> [Written exercise]
Write the data out again, exactly as given.

> [Exercise inputs]
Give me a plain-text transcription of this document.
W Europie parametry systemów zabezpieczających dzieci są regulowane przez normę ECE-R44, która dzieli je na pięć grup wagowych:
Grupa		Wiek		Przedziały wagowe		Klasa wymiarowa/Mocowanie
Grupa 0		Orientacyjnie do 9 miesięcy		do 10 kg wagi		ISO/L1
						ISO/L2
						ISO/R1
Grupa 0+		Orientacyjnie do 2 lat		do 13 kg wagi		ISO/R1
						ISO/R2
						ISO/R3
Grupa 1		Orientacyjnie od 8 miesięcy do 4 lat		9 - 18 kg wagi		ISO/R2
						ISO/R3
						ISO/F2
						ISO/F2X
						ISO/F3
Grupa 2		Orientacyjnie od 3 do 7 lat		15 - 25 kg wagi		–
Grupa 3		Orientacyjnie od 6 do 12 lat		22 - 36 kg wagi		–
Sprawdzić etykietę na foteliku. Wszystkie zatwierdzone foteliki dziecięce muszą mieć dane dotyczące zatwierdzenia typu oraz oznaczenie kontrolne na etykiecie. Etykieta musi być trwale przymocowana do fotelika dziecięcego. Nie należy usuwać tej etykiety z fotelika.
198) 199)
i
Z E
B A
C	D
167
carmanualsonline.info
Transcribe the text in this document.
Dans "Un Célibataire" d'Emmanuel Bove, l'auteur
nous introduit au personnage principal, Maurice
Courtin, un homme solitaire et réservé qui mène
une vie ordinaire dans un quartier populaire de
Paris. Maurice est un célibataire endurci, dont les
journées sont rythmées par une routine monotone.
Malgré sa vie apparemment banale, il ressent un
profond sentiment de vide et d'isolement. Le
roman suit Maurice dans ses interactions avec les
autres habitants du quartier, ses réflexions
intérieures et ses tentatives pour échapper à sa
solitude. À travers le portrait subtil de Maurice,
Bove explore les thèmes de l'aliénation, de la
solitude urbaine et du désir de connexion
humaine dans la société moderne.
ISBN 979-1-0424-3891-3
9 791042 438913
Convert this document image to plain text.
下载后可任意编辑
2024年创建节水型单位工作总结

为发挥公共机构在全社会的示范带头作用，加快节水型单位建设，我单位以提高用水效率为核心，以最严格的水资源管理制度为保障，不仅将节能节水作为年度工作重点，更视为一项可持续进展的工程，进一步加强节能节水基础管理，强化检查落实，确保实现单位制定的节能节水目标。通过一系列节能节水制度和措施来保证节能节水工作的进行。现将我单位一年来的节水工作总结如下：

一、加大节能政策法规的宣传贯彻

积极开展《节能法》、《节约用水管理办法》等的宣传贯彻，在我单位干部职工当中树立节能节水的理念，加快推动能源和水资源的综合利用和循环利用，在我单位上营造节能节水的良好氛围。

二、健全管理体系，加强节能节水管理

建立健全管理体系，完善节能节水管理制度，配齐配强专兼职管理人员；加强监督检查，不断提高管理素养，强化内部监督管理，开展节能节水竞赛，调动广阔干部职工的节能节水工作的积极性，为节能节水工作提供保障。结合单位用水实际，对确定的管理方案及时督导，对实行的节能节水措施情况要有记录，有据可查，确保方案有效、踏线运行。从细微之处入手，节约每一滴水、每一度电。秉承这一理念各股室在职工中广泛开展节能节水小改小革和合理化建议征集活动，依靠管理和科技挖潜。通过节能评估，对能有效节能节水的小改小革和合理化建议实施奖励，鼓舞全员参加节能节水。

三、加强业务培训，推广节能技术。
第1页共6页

> [Answer to this exercise]
Give me a plain-text transcription of this document.
W Europie parametry systemów zabezpieczających dzieci są regulowane przez normę ECE-R44, która dzieli je na pięć grup wagowych:
Grupa		Wiek		Przedziały wagowe		Klasa wymiarowa/Mocowanie
Grupa 0		Orientacyjnie do 9 miesięcy		do 10 kg wagi		ISO/L1
						ISO/L2
						ISO/R1
Grupa 0+		Orientacyjnie do 2 lat		do 13 kg wagi		ISO/R1
						ISO/R2
						ISO/R3
Grupa 1		Orientacyjnie od 8 miesięcy do 4 lat		9 - 18 kg wagi		ISO/R2
						ISO/R3
						ISO/F2
						ISO/F2X
						ISO/F3
Grupa 2		Orientacyjnie od 3 do 7 lat		15 - 25 kg wagi		–
Grupa 3		Orientacyjnie od 6 do 12 lat		22 - 36 kg wagi		–
Sprawdzić etykietę na foteliku. Wszystkie zatwierdzone foteliki dziecięce muszą mieć dane dotyczące zatwierdzenia typu oraz oznaczenie kontrolne na etykiecie. Etykieta musi być trwale przymocowana do fotelika dziecięcego. Nie należy usuwać tej etykiety z fotelika.
198) 199)
i
Z E
B A
C	D
167
carmanualsonline.info
Transcribe the text in this document.
Dans "Un Célibataire" d'Emmanuel Bove, l'auteur
nous introduit au personnage principal, Maurice
Courtin, un homme solitaire et réservé qui mène
une vie ordinaire dans un quartier populaire de
Paris. Maurice est un célibataire endurci, dont les
journées sont rythmées par une routine monotone.
Malgré sa vie apparemment banale, il ressent un
profond sentiment de vide et d'isolement. Le
roman suit Maurice dans ses interactions avec les
autres habitants du quartier, ses réflexions
intérieures et ses tentatives pour échapper à sa
solitude. À travers le portrait subtil de Maurice,
Bove explore les thèmes de l'aliénation, de la
solitude urbaine et du désir de connexion
humaine dans la société moderne.
ISBN 979-1-0424-3891-3
9 791042 438913
Convert this document image to plain text.
下载后可任意编辑
2024年创建节水型单位工作总结

为发挥公共机构在全社会的示范带头作用，加快节水型单位建设，我单位以提高用水效率为核心，以最严格的水资源管理制度为保障，不仅将节能节水作为年度工作重点，更视为一项可持续进展的工程，进一步加强节能节水基础管理，强化检查落实，确保实现单位制定的节能节水目标。通过一系列节能节水制度和措施来保证节能节水工作的进行。现将我单位一年来的节水工作总结如下：

一、加大节能政策法规的宣传贯彻

积极开展《节能法》、《节约用水管理办法》等的宣传贯彻，在我单位干部职工当中树立节能节水的理念，加快推动能源和水资源的综合利用和循环利用，在我单位上营造节能节水的良好氛围。

二、健全管理体系，加强节能节水管理

建立健全管理体系，完善节能节水管理制度，配齐配强专兼职管理人员；加强监督检查，不断提高管理素养，强化内部监督管理，开展节能节水竞赛，调动广阔干部职工的节能节水工作的积极性，为节能节水工作提供保障。结合单位用水实际，对确定的管理方案及时督导，对实行的节能节水措施情况要有记录，有据可查，确保方案有效、踏线运行。从细微之处入手，节约每一滴水、每一度电。秉承这一理念各股室在职工中广泛开展节能节水小改小革和合理化建议征集活动，依靠管理和科技挖潜。通过节能评估，对能有效节能节水的小改小革和合理化建议实施奖励，鼓舞全员参加节能节水。

三、加强业务培训，推广节能技术。
第1页共6页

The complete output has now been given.